OBJETIVO DA TAREFA: No texto sobre o trânsito brasileiro, os versos de Mário Quintana qualificam "instante do mundo" com diversos adjetivos. Relacione todos eles.

TEXTO PARA LEITURA:
*****
![]() |
Fotografia de Ana Cecília Romeu |
Às vezes tudo se ilumina de uma intensa irrealidade
E é como se agora este pobre, este único, este efêmero instante do mundo
Estivesse pintado numa tela,
Sempre...
(Mário Quintana)
Uma viagem insólita está prestes a acontecer.
Grande aventura no melhor estilo surreal, mas de roteiro que não parte de um
filme de ficção científica com naves interplanetárias à velocidade da luz. Essa
viagem tem início no estacionamento, na garagem, na rua, em qualquer cenário
urbano onde esteja o nosso veículo, e começa ao darmos a partida no motor,
quando imaginar a próxima cena é uma coisa impossível.
Capacidade
mediúnica é o que precisaríamos no trânsito brasileiro. Nunca se sabe o que
o motorista do carro da frente fará, visto que poucos usam a sinalização; e
mensurar as ações do sujeito que dirige o carro detrás, visto que poucos usam
os freios.
*****
MATERIAL FORNECIDO:
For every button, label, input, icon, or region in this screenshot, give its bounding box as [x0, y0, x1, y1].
*****
RESPOSTA REDIGIDA: pobre, único, efêmero